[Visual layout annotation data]
○ ○ ○ ○ ○ ○ ○

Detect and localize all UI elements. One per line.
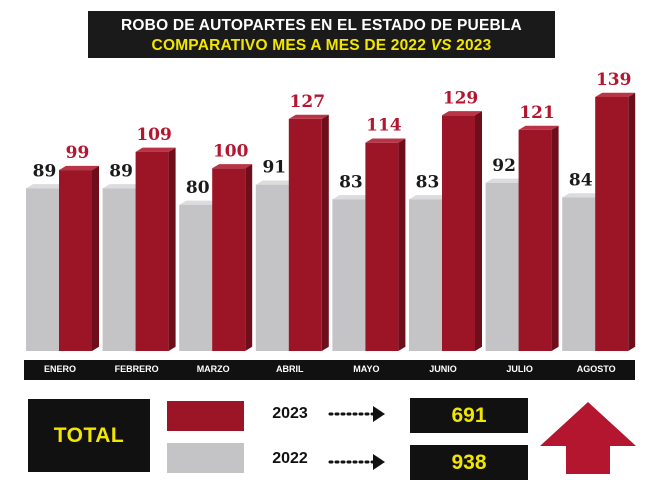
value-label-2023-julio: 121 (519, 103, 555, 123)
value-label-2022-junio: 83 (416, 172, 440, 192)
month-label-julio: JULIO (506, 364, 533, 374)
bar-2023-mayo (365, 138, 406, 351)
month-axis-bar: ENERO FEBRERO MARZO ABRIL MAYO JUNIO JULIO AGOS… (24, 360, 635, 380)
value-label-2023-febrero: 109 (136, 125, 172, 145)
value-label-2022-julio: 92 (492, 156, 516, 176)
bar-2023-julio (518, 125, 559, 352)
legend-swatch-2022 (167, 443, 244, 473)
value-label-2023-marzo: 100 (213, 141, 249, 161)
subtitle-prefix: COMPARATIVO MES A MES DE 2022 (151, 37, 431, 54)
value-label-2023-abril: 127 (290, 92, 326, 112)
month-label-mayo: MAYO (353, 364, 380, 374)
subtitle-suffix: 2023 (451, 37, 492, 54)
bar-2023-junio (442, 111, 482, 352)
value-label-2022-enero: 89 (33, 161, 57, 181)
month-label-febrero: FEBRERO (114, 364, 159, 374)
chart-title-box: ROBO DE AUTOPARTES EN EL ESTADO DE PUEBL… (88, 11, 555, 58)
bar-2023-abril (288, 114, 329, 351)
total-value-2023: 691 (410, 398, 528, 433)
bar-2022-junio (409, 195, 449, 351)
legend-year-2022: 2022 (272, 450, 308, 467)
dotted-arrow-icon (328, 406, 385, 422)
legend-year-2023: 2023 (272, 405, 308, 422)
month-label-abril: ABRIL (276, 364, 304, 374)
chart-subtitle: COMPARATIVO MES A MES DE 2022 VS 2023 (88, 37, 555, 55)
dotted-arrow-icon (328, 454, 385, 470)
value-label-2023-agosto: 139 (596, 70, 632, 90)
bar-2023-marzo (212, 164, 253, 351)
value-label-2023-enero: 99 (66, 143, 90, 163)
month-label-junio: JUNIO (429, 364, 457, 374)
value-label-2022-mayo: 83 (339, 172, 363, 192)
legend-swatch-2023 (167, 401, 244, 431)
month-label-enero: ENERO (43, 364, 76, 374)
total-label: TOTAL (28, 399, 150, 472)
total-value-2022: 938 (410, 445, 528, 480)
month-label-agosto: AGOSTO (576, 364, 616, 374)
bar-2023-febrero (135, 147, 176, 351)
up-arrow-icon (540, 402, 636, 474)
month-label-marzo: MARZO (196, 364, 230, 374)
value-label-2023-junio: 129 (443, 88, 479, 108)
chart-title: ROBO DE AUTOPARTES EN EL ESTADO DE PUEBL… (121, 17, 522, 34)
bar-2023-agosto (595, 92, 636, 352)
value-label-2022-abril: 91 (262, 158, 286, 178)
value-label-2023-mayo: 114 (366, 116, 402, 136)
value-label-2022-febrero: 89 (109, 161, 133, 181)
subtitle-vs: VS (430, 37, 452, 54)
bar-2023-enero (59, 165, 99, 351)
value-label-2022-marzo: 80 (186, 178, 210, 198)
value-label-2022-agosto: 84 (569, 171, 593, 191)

○ ○ ○ ○ ○ ○ ○

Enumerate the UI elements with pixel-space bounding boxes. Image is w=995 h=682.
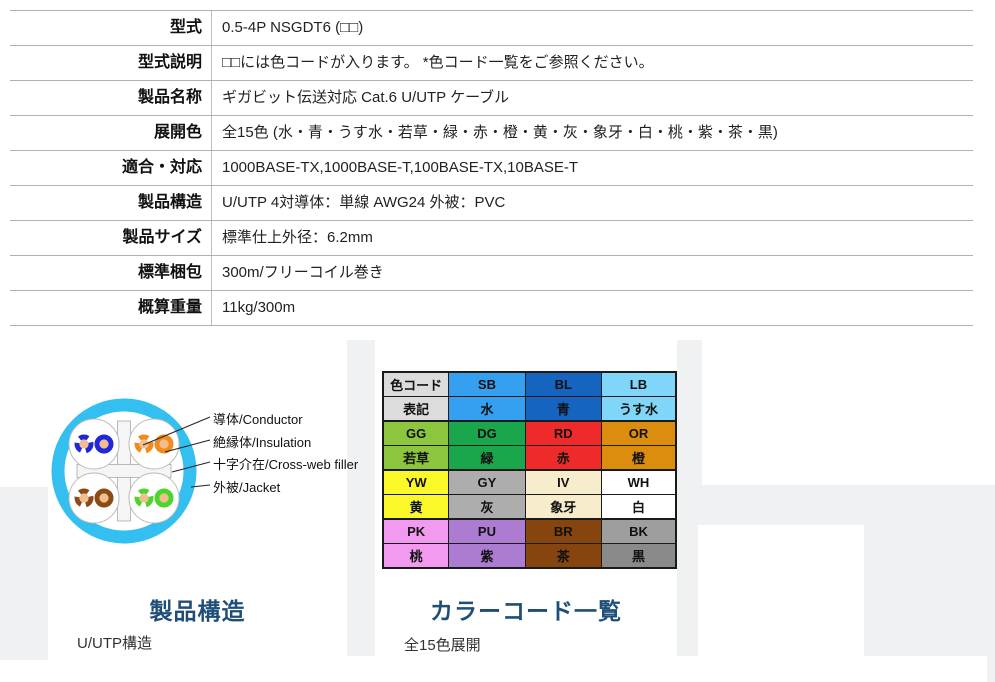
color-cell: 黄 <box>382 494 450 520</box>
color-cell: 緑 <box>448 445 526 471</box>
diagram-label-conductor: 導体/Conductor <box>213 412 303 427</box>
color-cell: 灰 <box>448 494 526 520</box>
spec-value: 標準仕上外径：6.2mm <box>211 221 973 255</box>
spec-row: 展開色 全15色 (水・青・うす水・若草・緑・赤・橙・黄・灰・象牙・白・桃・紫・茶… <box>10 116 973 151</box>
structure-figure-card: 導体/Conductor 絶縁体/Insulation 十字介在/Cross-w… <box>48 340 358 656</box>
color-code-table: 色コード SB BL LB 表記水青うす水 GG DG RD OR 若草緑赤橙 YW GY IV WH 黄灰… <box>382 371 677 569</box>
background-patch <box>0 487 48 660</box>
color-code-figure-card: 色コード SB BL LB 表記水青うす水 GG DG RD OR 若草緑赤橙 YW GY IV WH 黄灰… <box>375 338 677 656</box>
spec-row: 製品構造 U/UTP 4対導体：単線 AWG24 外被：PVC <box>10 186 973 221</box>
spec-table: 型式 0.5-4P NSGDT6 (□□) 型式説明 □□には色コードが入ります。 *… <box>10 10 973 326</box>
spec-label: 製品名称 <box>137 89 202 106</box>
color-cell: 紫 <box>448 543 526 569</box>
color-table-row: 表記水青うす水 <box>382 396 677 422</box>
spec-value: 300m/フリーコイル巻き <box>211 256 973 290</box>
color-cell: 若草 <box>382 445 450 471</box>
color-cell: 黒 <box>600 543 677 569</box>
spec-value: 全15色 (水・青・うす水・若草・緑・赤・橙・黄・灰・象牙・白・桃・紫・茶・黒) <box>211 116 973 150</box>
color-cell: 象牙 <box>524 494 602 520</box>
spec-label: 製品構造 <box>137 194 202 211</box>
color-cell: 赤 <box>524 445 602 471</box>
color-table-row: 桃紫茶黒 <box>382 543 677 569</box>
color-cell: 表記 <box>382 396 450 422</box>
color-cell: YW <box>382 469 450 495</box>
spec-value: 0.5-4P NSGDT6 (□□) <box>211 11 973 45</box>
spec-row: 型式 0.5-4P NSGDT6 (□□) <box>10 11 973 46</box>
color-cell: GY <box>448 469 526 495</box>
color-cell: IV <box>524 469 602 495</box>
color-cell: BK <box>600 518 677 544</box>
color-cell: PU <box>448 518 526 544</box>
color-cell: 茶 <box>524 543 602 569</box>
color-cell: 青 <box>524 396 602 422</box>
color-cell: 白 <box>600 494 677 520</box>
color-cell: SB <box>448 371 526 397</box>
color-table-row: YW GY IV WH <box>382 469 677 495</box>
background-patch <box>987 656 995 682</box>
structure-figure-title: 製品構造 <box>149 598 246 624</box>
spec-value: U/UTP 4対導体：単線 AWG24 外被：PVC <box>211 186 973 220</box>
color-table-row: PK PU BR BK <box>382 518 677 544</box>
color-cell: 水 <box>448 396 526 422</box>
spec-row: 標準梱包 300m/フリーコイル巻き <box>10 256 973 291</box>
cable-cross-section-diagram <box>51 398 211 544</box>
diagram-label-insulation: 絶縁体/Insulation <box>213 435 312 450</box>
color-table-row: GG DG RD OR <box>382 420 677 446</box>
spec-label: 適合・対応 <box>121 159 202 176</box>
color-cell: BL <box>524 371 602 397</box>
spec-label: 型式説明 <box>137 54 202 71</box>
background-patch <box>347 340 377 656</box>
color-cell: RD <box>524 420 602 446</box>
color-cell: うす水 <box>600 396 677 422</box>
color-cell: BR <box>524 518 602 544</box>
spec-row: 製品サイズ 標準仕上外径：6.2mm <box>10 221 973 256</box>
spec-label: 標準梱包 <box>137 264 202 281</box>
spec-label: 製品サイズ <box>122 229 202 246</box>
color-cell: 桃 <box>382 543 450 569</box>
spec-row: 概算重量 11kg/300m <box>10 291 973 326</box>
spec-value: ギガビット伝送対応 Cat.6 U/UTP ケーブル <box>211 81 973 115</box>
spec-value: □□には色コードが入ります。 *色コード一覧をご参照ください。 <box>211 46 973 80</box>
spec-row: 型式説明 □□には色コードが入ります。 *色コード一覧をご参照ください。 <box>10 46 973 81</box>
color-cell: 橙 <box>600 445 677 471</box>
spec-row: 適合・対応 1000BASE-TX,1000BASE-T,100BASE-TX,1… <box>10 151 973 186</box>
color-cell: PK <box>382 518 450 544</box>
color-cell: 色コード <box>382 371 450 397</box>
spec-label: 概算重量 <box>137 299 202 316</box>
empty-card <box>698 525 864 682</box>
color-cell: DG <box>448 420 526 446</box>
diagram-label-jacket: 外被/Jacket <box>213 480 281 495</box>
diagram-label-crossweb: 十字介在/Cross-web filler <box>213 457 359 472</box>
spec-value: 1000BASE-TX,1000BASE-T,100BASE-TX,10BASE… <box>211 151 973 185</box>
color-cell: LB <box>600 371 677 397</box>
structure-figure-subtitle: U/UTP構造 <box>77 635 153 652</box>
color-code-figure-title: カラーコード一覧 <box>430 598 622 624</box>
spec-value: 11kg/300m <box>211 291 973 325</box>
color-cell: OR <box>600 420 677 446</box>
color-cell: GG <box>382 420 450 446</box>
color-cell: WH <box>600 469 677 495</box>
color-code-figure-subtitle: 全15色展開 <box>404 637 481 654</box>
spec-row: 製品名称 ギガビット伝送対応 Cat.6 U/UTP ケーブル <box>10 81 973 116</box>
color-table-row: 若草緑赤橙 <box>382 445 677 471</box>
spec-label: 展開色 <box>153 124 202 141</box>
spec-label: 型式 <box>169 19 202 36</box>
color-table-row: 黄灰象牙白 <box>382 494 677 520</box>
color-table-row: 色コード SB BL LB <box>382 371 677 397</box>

○ ○ ○ ○ ○ ○ ○

◆ PROBLEM ◆
Output as a numbered list the listing lines from the one containing "value-label-2023-julio: 121 (519, 103, 555, 123)" up to and including the one containing "value-label-2023-marzo: 100 (213, 141, 249, 161)", leaving out any blank lines.

◆ FINISHED ANSWER ◆
1. value-label-2023-julio: 121 (519, 103, 555, 123)
2. value-label-2022-junio: 83 (416, 172, 440, 192)
3. month-label-julio: JULIO (506, 364, 533, 374)
4. bar-2023-mayo (365, 138, 406, 351)
5. month-axis-bar: ENERO FEBRERO MARZO ABRIL MAYO JUNIO JULIO AGOS… (24, 360, 635, 380)
6. value-label-2023-febrero: 109 (136, 125, 172, 145)
7. value-label-2022-julio: 92 (492, 156, 516, 176)
8. bar-2023-julio (518, 125, 559, 352)
9. legend-swatch-2022 (167, 443, 244, 473)
10. value-label-2023-marzo: 100 (213, 141, 249, 161)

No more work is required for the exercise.